INPUT FOR THIS TASK ▸

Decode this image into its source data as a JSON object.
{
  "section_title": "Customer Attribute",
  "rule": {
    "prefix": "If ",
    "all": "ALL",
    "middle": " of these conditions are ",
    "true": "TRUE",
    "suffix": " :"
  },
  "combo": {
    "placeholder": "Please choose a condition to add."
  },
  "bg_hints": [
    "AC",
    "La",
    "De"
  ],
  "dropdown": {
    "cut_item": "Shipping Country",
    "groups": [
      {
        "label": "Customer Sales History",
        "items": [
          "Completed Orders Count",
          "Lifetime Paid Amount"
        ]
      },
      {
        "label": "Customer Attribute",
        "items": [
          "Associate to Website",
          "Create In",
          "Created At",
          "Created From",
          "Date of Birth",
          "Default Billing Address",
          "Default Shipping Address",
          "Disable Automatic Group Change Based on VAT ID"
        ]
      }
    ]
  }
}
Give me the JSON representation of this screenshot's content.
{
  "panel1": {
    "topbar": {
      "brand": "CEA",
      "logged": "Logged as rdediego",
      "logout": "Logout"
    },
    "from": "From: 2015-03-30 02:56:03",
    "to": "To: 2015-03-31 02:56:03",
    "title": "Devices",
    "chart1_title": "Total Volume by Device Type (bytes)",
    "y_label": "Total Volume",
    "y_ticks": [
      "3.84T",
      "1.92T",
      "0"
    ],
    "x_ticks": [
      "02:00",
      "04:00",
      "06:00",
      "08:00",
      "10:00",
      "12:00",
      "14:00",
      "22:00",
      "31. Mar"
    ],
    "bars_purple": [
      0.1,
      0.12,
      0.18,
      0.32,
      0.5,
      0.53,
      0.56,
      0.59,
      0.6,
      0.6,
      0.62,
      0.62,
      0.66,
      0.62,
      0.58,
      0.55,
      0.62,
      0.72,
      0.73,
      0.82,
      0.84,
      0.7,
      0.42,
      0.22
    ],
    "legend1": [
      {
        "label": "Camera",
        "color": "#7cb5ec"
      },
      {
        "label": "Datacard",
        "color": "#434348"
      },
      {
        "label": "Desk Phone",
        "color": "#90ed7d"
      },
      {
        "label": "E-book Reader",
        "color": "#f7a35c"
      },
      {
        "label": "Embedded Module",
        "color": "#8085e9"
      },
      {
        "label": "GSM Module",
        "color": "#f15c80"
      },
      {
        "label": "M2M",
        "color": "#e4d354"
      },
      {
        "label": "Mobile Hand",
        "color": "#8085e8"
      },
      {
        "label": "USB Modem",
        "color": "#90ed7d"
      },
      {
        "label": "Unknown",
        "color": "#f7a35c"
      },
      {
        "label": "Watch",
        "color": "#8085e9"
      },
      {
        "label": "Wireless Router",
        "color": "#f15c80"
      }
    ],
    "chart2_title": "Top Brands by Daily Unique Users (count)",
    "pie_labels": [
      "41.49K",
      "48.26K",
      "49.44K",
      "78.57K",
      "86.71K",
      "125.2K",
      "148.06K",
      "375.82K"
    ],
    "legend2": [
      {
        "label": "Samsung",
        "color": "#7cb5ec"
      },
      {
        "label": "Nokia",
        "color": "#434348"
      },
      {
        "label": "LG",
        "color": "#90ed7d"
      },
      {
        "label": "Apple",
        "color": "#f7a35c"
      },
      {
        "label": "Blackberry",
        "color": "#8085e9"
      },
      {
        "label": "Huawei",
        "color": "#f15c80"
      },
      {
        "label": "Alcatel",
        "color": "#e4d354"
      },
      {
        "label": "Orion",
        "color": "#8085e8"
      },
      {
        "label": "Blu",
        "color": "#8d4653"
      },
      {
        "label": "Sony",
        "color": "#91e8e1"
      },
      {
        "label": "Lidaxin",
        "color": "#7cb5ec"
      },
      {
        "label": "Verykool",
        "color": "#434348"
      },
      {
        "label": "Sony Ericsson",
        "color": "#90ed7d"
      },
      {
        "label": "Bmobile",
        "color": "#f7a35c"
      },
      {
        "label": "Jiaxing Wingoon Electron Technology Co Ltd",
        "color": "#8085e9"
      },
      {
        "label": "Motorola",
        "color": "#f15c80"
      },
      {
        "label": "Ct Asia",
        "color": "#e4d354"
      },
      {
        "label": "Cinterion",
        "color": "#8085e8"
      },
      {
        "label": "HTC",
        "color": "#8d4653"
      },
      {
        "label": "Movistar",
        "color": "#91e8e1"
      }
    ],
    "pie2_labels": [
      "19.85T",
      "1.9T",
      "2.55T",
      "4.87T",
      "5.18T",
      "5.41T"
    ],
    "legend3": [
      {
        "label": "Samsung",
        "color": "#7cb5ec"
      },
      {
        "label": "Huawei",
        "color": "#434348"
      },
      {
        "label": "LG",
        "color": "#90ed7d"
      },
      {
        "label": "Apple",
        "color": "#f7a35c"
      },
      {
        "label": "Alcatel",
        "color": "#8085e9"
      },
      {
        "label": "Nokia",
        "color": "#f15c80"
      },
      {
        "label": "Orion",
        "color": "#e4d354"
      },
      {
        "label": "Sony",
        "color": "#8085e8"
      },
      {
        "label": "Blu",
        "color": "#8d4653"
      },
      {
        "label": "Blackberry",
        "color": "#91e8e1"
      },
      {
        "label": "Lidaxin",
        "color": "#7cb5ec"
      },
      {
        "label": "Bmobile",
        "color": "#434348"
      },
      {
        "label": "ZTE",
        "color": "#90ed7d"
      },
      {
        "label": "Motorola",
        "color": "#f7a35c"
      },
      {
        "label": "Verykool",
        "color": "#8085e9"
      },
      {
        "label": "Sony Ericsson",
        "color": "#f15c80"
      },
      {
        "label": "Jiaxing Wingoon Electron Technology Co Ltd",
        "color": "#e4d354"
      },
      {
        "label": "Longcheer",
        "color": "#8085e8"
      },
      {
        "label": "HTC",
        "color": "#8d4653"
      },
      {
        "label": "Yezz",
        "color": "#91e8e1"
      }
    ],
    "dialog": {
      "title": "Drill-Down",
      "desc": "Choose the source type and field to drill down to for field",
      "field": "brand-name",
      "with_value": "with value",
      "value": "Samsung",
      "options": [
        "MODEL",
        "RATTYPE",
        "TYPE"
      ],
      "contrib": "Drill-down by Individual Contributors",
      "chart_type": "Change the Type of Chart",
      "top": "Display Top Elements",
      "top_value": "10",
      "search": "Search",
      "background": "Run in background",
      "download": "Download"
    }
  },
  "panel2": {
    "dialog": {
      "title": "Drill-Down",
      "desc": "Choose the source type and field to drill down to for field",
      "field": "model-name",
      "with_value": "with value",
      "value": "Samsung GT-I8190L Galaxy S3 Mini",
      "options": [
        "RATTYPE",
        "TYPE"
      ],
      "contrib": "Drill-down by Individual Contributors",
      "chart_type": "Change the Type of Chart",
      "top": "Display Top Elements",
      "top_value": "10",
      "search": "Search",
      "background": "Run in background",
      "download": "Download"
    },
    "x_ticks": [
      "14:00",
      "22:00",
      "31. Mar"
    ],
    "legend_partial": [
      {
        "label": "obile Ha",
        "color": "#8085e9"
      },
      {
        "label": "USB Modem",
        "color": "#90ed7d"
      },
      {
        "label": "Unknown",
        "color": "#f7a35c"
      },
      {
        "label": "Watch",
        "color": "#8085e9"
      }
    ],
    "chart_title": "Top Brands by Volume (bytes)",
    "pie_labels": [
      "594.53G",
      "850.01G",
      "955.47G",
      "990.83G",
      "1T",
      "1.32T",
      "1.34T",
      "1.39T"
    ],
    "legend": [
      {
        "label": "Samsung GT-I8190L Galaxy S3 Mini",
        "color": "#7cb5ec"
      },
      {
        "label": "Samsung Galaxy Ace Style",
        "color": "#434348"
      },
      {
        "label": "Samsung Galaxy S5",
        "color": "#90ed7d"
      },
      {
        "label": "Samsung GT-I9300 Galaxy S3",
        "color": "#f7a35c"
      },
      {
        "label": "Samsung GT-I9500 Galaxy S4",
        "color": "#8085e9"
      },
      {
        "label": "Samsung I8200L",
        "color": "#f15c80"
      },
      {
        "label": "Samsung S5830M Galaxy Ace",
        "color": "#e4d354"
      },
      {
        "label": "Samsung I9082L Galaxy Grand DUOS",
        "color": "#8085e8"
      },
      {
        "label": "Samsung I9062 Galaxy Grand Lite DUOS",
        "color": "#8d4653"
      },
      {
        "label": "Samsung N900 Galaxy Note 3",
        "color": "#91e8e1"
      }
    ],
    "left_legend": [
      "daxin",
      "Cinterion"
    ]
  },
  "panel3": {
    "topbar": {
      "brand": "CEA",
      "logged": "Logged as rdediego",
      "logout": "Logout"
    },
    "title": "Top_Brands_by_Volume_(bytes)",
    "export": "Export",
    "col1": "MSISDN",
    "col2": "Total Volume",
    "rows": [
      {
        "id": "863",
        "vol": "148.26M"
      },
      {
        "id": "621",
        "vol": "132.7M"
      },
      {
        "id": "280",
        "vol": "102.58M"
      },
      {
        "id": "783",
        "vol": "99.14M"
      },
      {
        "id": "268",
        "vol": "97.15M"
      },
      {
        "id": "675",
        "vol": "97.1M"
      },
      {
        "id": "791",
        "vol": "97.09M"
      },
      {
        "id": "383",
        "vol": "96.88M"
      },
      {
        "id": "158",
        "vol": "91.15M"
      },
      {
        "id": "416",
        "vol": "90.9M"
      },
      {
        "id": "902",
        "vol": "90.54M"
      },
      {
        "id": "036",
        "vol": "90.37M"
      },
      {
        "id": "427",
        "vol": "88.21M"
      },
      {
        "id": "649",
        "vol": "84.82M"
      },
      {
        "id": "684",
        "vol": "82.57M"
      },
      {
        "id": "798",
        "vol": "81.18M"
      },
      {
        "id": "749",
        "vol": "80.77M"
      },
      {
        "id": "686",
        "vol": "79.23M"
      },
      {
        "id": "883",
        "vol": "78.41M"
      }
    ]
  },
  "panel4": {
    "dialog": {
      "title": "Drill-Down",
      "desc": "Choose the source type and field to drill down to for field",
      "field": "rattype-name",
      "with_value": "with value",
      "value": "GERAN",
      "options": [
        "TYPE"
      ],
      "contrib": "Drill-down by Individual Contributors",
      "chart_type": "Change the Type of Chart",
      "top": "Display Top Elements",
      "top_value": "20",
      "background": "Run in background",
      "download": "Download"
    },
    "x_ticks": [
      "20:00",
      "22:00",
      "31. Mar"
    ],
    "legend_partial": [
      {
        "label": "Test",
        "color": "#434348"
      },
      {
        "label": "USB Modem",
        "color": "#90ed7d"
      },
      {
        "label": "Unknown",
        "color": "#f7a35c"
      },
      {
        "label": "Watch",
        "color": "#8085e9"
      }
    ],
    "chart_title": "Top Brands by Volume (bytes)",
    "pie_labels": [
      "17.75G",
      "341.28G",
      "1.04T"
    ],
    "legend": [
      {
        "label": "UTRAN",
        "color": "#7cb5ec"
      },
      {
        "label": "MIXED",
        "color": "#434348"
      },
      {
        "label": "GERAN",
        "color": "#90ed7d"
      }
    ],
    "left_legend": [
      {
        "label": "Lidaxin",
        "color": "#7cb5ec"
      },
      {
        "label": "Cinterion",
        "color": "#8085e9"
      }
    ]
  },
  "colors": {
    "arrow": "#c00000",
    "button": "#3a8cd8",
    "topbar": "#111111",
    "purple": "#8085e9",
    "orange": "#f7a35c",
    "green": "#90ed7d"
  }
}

WHAT IS NEEDED ▸ Look through the entries above and list every line containing "Module".

SOLVED PROBLEM ▸
        "label": "Embedded Module",
        "label": "GSM Module",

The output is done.